→ **What is being asked**:
Extract each record and reproduce it exactly.

_ _ _ _ _ _ _

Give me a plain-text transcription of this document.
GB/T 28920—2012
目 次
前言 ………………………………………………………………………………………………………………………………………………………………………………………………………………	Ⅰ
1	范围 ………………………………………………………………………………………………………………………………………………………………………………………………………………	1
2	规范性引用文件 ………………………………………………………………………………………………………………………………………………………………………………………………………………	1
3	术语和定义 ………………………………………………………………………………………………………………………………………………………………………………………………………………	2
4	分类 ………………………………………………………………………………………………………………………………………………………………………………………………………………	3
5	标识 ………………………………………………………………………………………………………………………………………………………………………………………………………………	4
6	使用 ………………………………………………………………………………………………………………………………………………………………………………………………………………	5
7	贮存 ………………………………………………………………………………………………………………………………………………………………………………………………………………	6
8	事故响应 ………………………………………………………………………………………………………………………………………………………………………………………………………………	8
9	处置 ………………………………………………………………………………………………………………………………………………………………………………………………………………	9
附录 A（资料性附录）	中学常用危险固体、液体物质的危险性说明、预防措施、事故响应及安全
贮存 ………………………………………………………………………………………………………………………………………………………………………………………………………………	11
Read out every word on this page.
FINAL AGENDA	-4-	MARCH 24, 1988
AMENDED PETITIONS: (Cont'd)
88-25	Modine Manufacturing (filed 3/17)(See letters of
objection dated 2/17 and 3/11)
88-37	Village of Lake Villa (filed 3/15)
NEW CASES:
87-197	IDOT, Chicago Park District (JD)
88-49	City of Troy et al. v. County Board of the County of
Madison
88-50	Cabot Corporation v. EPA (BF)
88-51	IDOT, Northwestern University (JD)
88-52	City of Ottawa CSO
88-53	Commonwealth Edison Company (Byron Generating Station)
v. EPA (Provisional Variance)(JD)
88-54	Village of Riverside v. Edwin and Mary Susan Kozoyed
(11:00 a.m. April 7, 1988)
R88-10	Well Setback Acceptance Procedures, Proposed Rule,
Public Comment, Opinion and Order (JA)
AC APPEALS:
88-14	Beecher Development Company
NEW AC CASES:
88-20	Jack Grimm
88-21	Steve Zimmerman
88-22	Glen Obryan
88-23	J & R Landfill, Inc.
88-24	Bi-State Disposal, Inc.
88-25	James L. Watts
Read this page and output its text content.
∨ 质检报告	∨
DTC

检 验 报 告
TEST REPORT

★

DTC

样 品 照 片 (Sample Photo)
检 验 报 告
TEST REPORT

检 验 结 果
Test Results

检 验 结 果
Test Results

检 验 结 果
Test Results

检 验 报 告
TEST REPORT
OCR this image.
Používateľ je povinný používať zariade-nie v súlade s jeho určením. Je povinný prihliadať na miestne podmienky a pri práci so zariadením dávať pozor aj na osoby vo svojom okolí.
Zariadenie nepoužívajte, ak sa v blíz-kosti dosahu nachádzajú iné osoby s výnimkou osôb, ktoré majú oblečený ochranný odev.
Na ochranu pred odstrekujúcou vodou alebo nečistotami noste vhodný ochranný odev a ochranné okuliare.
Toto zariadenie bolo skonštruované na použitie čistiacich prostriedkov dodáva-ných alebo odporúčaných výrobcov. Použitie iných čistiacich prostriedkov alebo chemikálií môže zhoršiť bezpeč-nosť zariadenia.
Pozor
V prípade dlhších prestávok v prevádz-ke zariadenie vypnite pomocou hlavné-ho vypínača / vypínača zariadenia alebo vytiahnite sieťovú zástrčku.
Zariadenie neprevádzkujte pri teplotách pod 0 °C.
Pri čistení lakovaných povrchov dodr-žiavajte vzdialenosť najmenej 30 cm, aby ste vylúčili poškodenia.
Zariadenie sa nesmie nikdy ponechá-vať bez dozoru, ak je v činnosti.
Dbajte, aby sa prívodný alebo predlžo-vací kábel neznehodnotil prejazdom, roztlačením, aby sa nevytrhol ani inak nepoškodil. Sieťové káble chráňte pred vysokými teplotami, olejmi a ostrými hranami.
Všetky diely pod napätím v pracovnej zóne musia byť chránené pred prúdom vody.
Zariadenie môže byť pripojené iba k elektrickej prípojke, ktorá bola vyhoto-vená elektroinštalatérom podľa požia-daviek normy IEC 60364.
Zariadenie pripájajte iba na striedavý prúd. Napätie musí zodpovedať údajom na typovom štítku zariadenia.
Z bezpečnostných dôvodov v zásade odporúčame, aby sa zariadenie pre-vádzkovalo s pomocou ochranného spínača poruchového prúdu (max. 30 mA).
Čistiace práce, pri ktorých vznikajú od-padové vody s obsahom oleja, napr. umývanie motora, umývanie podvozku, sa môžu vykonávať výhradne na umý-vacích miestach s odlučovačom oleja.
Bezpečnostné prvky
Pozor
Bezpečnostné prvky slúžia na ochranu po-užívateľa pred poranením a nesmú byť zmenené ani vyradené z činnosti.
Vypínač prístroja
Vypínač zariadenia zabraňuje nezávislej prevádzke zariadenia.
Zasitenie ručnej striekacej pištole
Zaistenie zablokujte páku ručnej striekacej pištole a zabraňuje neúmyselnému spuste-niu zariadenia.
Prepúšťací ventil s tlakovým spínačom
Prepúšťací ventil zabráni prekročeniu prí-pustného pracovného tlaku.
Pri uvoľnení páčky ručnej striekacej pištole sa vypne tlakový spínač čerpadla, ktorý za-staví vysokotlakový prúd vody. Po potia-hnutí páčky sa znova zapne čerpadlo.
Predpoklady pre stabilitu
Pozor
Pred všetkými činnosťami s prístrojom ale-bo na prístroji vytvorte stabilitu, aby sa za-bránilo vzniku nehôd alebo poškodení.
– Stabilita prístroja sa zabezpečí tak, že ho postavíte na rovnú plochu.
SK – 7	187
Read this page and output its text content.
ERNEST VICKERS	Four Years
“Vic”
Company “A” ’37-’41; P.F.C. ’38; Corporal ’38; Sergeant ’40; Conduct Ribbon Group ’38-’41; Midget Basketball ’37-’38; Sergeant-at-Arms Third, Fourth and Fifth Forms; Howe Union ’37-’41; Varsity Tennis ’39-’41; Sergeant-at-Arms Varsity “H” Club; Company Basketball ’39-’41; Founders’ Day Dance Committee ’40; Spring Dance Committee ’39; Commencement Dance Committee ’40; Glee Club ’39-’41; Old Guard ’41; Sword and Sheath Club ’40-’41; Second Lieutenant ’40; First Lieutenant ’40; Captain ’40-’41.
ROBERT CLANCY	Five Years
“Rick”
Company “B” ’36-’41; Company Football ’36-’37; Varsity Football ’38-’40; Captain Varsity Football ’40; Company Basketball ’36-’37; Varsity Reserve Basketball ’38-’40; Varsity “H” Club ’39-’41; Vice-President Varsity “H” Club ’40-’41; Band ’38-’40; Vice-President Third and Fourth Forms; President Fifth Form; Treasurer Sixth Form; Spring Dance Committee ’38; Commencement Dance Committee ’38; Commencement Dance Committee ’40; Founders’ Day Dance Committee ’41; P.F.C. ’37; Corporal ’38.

_ _ _ _ _ _ _

→ **Answer to the problem**:
Give me a plain-text transcription of this document.
GB/T 28920—2012
目 次
前言 ………………………………………………………………………………………………………………………………………………………………………………………………………………	Ⅰ
1	范围 ………………………………………………………………………………………………………………………………………………………………………………………………………………	1
2	规范性引用文件 ………………………………………………………………………………………………………………………………………………………………………………………………………………	1
3	术语和定义 ………………………………………………………………………………………………………………………………………………………………………………………………………………	2
4	分类 ………………………………………………………………………………………………………………………………………………………………………………………………………………	3
5	标识 ………………………………………………………………………………………………………………………………………………………………………………………………………………	4
6	使用 ………………………………………………………………………………………………………………………………………………………………………………………………………………	5
7	贮存 ………………………………………………………………………………………………………………………………………………………………………………………………………………	6
8	事故响应 ………………………………………………………………………………………………………………………………………………………………………………………………………………	8
9	处置 ………………………………………………………………………………………………………………………………………………………………………………………………………………	9
附录 A（资料性附录）	中学常用危险固体、液体物质的危险性说明、预防措施、事故响应及安全
贮存 ………………………………………………………………………………………………………………………………………………………………………………………………………………	11
Read out every word on this page.
FINAL AGENDA	-4-	MARCH 24, 1988
AMENDED PETITIONS: (Cont'd)
88-25	Modine Manufacturing (filed 3/17)(See letters of
objection dated 2/17 and 3/11)
88-37	Village of Lake Villa (filed 3/15)
NEW CASES:
87-197	IDOT, Chicago Park District (JD)
88-49	City of Troy et al. v. County Board of the County of
Madison
88-50	Cabot Corporation v. EPA (BF)
88-51	IDOT, Northwestern University (JD)
88-52	City of Ottawa CSO
88-53	Commonwealth Edison Company (Byron Generating Station)
v. EPA (Provisional Variance)(JD)
88-54	Village of Riverside v. Edwin and Mary Susan Kozoyed
(11:00 a.m. April 7, 1988)
R88-10	Well Setback Acceptance Procedures, Proposed Rule,
Public Comment, Opinion and Order (JA)
AC APPEALS:
88-14	Beecher Development Company
NEW AC CASES:
88-20	Jack Grimm
88-21	Steve Zimmerman
88-22	Glen Obryan
88-23	J & R Landfill, Inc.
88-24	Bi-State Disposal, Inc.
88-25	James L. Watts
Read this page and output its text content.
∨ 质检报告	∨
DTC

检 验 报 告
TEST REPORT

★

DTC

样 品 照 片 (Sample Photo)
检 验 报 告
TEST REPORT

检 验 结 果
Test Results

检 验 结 果
Test Results

检 验 结 果
Test Results

检 验 报 告
TEST REPORT
OCR this image.
Používateľ je povinný používať zariade-nie v súlade s jeho určením. Je povinný prihliadať na miestne podmienky a pri práci so zariadením dávať pozor aj na osoby vo svojom okolí.
Zariadenie nepoužívajte, ak sa v blíz-kosti dosahu nachádzajú iné osoby s výnimkou osôb, ktoré majú oblečený ochranný odev.
Na ochranu pred odstrekujúcou vodou alebo nečistotami noste vhodný ochranný odev a ochranné okuliare.
Toto zariadenie bolo skonštruované na použitie čistiacich prostriedkov dodáva-ných alebo odporúčaných výrobcov. Použitie iných čistiacich prostriedkov alebo chemikálií môže zhoršiť bezpeč-nosť zariadenia.
Pozor
V prípade dlhších prestávok v prevádz-ke zariadenie vypnite pomocou hlavné-ho vypínača / vypínača zariadenia alebo vytiahnite sieťovú zástrčku.
Zariadenie neprevádzkujte pri teplotách pod 0 °C.
Pri čistení lakovaných povrchov dodr-žiavajte vzdialenosť najmenej 30 cm, aby ste vylúčili poškodenia.
Zariadenie sa nesmie nikdy ponechá-vať bez dozoru, ak je v činnosti.
Dbajte, aby sa prívodný alebo predlžo-vací kábel neznehodnotil prejazdom, roztlačením, aby sa nevytrhol ani inak nepoškodil. Sieťové káble chráňte pred vysokými teplotami, olejmi a ostrými hranami.
Všetky diely pod napätím v pracovnej zóne musia byť chránené pred prúdom vody.
Zariadenie môže byť pripojené iba k elektrickej prípojke, ktorá bola vyhoto-vená elektroinštalatérom podľa požia-daviek normy IEC 60364.
Zariadenie pripájajte iba na striedavý prúd. Napätie musí zodpovedať údajom na typovom štítku zariadenia.
Z bezpečnostných dôvodov v zásade odporúčame, aby sa zariadenie pre-vádzkovalo s pomocou ochranného spínača poruchového prúdu (max. 30 mA).
Čistiace práce, pri ktorých vznikajú od-padové vody s obsahom oleja, napr. umývanie motora, umývanie podvozku, sa môžu vykonávať výhradne na umý-vacích miestach s odlučovačom oleja.
Bezpečnostné prvky
Pozor
Bezpečnostné prvky slúžia na ochranu po-užívateľa pred poranením a nesmú byť zmenené ani vyradené z činnosti.
Vypínač prístroja
Vypínač zariadenia zabraňuje nezávislej prevádzke zariadenia.
Zasitenie ručnej striekacej pištole
Zaistenie zablokujte páku ručnej striekacej pištole a zabraňuje neúmyselnému spuste-niu zariadenia.
Prepúšťací ventil s tlakovým spínačom
Prepúšťací ventil zabráni prekročeniu prí-pustného pracovného tlaku.
Pri uvoľnení páčky ručnej striekacej pištole sa vypne tlakový spínač čerpadla, ktorý za-staví vysokotlakový prúd vody. Po potia-hnutí páčky sa znova zapne čerpadlo.
Predpoklady pre stabilitu
Pozor
Pred všetkými činnosťami s prístrojom ale-bo na prístroji vytvorte stabilitu, aby sa za-bránilo vzniku nehôd alebo poškodení.
– Stabilita prístroja sa zabezpečí tak, že ho postavíte na rovnú plochu.
SK – 7	187
Read this page and output its text content.
ERNEST VICKERS	Four Years
“Vic”
Company “A” ’37-’41; P.F.C. ’38; Corporal ’38; Sergeant ’40; Conduct Ribbon Group ’38-’41; Midget Basketball ’37-’38; Sergeant-at-Arms Third, Fourth and Fifth Forms; Howe Union ’37-’41; Varsity Tennis ’39-’41; Sergeant-at-Arms Varsity “H” Club; Company Basketball ’39-’41; Founders’ Day Dance Committee ’40; Spring Dance Committee ’39; Commencement Dance Committee ’40; Glee Club ’39-’41; Old Guard ’41; Sword and Sheath Club ’40-’41; Second Lieutenant ’40; First Lieutenant ’40; Captain ’40-’41.
ROBERT CLANCY	Five Years
“Rick”
Company “B” ’36-’41; Company Football ’36-’37; Varsity Football ’38-’40; Captain Varsity Football ’40; Company Basketball ’36-’37; Varsity Reserve Basketball ’38-’40; Varsity “H” Club ’39-’41; Vice-President Varsity “H” Club ’40-’41; Band ’38-’40; Vice-President Third and Fourth Forms; President Fifth Form; Treasurer Sixth Form; Spring Dance Committee ’38; Commencement Dance Committee ’38; Commencement Dance Committee ’40; Founders’ Day Dance Committee ’41; P.F.C. ’37; Corporal ’38.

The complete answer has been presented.